── Data lines ──

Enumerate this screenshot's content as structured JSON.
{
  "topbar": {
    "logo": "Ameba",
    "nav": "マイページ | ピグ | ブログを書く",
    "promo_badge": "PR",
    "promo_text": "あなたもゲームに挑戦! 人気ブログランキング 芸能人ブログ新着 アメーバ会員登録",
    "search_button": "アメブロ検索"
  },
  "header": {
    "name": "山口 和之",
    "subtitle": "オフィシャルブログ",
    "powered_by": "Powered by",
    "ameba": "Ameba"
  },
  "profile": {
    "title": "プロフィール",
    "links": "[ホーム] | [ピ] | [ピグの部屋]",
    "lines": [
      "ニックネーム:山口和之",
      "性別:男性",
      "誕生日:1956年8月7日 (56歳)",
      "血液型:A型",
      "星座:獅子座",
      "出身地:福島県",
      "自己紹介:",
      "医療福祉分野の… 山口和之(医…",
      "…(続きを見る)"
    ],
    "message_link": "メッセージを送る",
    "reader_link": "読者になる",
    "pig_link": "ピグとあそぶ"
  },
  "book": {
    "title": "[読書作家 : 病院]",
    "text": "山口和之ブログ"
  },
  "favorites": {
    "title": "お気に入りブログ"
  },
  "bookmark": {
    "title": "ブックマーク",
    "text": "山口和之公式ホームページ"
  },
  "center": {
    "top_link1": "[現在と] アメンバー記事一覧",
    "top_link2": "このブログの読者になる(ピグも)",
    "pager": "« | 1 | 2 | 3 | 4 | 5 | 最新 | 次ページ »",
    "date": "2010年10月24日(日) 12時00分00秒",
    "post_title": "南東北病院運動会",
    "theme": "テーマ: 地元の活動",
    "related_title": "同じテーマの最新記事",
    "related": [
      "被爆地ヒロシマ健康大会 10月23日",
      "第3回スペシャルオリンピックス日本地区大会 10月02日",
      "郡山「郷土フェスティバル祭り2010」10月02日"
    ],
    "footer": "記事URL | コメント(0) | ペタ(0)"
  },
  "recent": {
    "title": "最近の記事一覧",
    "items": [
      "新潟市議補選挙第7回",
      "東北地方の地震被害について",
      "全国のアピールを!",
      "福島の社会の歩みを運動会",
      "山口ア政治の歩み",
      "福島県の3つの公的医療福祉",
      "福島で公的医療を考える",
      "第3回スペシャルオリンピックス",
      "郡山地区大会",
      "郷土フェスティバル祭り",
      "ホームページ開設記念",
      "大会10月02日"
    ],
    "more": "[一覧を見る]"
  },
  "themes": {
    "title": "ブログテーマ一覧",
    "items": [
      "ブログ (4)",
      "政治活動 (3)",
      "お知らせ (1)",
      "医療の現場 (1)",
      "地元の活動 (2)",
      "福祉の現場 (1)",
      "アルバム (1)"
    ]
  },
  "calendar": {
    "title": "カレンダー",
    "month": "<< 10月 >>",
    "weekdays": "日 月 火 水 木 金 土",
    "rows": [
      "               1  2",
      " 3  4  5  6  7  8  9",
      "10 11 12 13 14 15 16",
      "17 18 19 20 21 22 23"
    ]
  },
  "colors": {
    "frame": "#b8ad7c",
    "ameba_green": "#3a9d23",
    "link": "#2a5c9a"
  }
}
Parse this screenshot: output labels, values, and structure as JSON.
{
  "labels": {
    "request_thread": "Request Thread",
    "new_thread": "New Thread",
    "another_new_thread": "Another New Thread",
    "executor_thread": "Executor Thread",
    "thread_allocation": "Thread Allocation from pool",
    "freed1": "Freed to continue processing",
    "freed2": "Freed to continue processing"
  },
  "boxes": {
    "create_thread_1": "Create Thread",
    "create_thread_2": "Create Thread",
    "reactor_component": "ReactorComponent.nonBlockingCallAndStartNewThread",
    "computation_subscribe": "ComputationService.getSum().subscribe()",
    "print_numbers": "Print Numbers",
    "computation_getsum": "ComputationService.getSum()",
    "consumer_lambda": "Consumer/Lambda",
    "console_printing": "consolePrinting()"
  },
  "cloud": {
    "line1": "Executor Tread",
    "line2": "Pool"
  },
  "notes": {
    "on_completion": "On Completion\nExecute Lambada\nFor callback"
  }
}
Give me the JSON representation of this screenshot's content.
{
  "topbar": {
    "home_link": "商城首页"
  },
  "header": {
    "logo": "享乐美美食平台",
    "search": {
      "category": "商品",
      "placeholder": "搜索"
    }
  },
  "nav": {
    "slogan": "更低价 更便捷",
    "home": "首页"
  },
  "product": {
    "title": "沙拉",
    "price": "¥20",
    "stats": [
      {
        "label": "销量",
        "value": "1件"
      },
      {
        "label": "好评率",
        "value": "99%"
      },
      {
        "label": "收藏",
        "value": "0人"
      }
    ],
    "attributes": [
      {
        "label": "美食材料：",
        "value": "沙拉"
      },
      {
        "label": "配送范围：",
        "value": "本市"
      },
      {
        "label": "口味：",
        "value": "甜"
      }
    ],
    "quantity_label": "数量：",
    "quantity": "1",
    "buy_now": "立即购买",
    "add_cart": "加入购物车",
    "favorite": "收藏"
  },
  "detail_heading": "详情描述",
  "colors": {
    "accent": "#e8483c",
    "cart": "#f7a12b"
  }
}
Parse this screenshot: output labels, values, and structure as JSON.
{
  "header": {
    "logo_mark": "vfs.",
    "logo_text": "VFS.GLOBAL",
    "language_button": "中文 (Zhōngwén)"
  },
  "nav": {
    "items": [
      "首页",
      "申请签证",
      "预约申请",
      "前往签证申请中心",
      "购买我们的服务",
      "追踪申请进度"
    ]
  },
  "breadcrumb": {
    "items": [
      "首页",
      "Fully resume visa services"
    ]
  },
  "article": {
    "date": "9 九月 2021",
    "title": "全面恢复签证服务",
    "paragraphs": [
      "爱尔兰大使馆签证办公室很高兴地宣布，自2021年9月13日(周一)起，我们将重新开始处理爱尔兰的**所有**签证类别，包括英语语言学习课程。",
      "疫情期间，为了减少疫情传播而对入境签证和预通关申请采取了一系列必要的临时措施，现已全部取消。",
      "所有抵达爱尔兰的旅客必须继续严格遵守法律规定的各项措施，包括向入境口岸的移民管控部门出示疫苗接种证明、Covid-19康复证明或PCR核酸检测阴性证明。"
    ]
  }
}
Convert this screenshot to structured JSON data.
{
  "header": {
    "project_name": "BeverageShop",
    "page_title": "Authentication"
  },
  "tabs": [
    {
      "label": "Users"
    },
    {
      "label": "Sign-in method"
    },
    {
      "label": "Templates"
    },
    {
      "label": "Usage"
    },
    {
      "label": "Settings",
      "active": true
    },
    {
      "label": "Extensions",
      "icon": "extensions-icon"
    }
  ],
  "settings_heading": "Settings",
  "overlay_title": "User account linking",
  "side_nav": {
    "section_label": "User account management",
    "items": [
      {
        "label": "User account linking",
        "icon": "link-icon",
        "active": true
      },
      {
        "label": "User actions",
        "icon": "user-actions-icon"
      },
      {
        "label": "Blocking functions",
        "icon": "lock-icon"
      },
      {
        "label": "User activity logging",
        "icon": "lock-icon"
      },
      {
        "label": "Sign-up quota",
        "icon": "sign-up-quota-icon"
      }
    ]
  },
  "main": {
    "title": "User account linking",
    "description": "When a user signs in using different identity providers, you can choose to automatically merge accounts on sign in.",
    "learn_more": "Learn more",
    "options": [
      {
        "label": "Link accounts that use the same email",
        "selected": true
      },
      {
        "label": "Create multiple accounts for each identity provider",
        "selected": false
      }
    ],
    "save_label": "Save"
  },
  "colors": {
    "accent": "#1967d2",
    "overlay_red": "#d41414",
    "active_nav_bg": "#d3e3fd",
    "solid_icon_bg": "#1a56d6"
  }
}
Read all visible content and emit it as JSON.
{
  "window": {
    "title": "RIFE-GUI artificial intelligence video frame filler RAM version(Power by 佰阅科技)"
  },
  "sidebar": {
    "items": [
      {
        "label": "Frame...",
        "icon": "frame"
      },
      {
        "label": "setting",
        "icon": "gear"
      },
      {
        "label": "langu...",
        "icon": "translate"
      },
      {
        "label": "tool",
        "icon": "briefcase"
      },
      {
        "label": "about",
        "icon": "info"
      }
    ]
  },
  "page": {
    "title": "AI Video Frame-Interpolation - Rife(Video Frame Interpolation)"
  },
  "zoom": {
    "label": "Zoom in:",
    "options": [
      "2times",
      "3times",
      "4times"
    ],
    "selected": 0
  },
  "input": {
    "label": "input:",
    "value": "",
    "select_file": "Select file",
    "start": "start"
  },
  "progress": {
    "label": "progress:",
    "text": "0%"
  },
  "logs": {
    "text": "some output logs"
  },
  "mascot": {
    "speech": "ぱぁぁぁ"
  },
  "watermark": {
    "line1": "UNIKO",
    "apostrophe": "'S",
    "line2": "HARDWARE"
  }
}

───

Copy every line of the data that holds the string "identity".

Response:
    "description": "When a user signs in using different identity providers, you can choose to automatically merge accounts on sign in.",
        "label": "Create multiple accounts for each identity provider",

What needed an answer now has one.